Find every line in the records below that holds the word "grupos" and copy it.

>> START Materials provided

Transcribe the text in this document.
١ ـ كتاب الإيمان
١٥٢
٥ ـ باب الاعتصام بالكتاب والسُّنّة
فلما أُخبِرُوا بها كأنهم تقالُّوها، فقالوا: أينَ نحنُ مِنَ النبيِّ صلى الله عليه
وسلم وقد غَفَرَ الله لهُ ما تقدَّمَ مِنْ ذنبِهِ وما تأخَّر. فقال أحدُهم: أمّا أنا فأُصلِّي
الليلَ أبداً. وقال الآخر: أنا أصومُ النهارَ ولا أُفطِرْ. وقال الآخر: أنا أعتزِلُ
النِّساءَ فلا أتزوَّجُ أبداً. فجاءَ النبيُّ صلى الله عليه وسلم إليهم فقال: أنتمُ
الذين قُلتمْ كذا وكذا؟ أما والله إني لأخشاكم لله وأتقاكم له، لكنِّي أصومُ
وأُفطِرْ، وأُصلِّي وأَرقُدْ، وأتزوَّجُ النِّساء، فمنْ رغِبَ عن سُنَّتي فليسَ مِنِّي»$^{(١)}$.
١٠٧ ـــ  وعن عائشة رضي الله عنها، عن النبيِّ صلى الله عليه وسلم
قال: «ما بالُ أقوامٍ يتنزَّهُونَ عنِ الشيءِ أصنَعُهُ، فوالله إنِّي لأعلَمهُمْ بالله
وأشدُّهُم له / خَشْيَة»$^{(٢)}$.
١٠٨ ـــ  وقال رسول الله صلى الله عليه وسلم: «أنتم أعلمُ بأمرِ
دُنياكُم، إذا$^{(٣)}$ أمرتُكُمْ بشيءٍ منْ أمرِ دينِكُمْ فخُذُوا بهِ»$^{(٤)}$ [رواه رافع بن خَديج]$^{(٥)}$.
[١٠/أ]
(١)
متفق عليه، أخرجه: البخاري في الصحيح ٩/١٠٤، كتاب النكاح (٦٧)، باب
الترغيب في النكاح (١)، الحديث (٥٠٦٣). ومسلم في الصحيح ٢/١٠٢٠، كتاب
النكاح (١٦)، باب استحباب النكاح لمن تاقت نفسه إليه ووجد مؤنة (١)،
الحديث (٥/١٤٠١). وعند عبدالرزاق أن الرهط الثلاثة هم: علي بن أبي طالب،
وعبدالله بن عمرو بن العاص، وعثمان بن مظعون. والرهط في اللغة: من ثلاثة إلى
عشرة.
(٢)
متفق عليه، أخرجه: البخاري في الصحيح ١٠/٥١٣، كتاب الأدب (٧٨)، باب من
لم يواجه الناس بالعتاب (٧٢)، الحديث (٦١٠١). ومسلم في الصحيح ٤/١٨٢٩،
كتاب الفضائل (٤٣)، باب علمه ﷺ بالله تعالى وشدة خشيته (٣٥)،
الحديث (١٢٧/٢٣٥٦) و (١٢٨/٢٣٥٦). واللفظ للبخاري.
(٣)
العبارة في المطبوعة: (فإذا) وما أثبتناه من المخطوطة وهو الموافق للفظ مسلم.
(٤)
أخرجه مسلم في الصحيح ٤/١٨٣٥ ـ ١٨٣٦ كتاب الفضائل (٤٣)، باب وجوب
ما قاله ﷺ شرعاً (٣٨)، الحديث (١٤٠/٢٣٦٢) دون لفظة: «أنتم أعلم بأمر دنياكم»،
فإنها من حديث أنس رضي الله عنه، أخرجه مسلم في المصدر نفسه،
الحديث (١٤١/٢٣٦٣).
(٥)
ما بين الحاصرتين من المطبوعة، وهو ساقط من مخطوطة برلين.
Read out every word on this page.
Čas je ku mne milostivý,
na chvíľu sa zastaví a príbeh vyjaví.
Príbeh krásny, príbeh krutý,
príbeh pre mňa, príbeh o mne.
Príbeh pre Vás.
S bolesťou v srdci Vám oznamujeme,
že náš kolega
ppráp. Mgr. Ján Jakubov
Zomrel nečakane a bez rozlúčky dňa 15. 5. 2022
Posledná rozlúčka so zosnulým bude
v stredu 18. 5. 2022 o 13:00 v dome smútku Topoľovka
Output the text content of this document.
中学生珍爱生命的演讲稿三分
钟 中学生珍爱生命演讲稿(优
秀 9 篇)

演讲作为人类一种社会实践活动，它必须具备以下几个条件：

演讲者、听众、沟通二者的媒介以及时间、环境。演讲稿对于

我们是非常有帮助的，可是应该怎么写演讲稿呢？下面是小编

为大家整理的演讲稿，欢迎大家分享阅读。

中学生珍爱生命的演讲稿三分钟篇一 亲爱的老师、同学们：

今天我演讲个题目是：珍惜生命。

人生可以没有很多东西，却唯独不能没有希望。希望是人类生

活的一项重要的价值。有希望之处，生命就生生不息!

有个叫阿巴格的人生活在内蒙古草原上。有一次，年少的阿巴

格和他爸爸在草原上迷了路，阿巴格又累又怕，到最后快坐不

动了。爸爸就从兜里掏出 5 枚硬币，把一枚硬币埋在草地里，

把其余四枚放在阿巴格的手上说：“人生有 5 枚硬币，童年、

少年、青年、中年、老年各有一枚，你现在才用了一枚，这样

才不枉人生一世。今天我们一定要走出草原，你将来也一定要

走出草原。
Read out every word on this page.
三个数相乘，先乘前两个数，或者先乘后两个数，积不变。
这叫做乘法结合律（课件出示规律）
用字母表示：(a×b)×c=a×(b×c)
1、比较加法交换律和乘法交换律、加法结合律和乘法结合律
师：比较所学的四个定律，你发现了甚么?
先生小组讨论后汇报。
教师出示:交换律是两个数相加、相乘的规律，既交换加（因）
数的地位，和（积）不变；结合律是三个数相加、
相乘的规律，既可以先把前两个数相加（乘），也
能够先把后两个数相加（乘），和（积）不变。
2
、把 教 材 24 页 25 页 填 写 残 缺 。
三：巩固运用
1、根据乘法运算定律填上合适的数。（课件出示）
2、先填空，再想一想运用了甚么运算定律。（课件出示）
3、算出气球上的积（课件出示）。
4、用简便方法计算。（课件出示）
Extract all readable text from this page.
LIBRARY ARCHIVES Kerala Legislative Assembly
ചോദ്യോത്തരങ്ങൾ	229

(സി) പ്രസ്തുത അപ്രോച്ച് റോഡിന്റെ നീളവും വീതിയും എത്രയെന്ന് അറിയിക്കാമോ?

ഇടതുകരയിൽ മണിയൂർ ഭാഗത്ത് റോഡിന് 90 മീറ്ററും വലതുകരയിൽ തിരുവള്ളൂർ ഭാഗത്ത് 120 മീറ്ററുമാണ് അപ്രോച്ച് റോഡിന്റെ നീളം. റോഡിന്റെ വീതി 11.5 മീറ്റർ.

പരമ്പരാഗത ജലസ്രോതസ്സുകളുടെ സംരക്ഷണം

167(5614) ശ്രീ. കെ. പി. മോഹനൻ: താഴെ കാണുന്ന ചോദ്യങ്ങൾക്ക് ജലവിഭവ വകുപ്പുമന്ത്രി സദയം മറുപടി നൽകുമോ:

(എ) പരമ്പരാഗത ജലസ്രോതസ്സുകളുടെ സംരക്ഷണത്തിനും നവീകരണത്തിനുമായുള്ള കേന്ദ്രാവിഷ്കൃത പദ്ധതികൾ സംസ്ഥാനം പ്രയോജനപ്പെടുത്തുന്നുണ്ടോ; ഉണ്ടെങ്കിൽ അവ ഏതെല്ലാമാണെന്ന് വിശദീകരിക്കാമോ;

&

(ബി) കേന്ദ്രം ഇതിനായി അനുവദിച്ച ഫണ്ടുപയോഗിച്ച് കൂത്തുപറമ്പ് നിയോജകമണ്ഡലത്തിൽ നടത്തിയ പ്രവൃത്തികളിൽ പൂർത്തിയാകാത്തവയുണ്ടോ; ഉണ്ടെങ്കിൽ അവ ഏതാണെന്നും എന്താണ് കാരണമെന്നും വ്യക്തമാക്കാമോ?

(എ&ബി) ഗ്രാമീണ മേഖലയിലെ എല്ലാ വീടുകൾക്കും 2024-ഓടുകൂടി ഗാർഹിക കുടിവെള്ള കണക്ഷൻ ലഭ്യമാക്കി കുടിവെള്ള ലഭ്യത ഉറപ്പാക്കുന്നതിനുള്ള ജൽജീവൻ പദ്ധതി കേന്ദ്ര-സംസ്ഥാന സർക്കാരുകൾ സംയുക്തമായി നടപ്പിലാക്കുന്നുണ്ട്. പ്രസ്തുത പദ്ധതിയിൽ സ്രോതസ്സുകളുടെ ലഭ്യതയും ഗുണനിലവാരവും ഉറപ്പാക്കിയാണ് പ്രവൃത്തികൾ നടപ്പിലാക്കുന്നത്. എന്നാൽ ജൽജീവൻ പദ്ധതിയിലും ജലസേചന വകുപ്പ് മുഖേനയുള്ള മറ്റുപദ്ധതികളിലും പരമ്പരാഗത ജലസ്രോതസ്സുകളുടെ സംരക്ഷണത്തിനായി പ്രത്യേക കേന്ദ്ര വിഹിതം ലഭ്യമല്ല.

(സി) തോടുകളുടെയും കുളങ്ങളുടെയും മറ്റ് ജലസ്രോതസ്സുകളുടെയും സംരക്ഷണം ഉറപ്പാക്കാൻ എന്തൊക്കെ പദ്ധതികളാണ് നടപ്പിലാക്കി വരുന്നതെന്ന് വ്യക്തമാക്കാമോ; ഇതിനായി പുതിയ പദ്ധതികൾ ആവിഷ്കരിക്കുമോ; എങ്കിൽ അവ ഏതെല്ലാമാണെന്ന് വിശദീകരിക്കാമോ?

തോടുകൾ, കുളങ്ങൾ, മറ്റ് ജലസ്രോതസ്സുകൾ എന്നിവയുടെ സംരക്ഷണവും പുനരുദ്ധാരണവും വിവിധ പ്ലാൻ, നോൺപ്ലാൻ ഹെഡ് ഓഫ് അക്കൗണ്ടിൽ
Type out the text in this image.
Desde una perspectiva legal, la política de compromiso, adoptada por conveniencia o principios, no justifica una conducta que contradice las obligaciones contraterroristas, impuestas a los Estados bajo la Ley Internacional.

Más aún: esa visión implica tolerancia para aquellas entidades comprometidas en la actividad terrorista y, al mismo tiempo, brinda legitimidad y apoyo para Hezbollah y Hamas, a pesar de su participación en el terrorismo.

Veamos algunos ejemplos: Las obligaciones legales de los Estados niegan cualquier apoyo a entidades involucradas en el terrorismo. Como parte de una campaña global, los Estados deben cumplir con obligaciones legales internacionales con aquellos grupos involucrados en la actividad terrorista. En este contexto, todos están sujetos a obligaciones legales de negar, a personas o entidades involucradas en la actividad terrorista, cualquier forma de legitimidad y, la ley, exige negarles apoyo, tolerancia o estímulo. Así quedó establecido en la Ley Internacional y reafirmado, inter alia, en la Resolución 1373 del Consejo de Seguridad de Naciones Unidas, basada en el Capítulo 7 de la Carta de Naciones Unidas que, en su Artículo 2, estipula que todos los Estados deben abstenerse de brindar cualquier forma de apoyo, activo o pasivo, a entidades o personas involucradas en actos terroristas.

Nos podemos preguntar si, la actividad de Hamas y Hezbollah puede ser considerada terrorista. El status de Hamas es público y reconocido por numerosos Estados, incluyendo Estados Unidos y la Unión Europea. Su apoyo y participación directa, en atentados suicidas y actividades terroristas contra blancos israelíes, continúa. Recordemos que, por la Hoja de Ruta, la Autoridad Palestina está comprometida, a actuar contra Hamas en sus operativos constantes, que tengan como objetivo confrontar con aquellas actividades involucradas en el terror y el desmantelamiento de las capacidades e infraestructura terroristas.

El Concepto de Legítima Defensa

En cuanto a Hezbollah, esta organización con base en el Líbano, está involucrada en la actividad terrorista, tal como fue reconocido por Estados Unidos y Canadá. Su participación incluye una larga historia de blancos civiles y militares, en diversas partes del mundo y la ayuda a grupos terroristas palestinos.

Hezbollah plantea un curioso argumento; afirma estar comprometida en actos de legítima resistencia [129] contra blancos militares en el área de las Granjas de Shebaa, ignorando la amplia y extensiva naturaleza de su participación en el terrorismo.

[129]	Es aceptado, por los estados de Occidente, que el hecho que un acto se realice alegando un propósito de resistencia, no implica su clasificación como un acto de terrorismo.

>> END Materials provided

_Answer to the exercise_
Veamos algunos ejemplos: Las obligaciones legales de los Estados niegan cualquier apoyo a entidades involucradas en el terrorismo. Como parte de una campaña global, los Estados deben cumplir con obligaciones legales internacionales con aquellos grupos involucrados en la actividad terrorista. En este contexto, todos están sujetos a obligaciones legales de negar, a personas o entidades involucradas en la actividad terrorista, cualquier forma de legitimidad y, la ley, exige negarles apoyo, tolerancia o estímulo. Así quedó establecido en la Ley Internacional y reafirmado, inter alia, en la Resolución 1373 del Consejo de Seguridad de Naciones Unidas, basada en el Capítulo 7 de la Carta de Naciones Unidas que, en su Artículo 2, estipula que todos los Estados deben abstenerse de brindar cualquier forma de apoyo, activo o pasivo, a entidades o personas involucradas en actos terroristas.
En cuanto a Hezbollah, esta organización con base en el Líbano, está involucrada en la actividad terrorista, tal como fue reconocido por Estados Unidos y Canadá. Su participación incluye una larga historia de blancos civiles y militares, en diversas partes del mundo y la ayuda a grupos terroristas palestinos.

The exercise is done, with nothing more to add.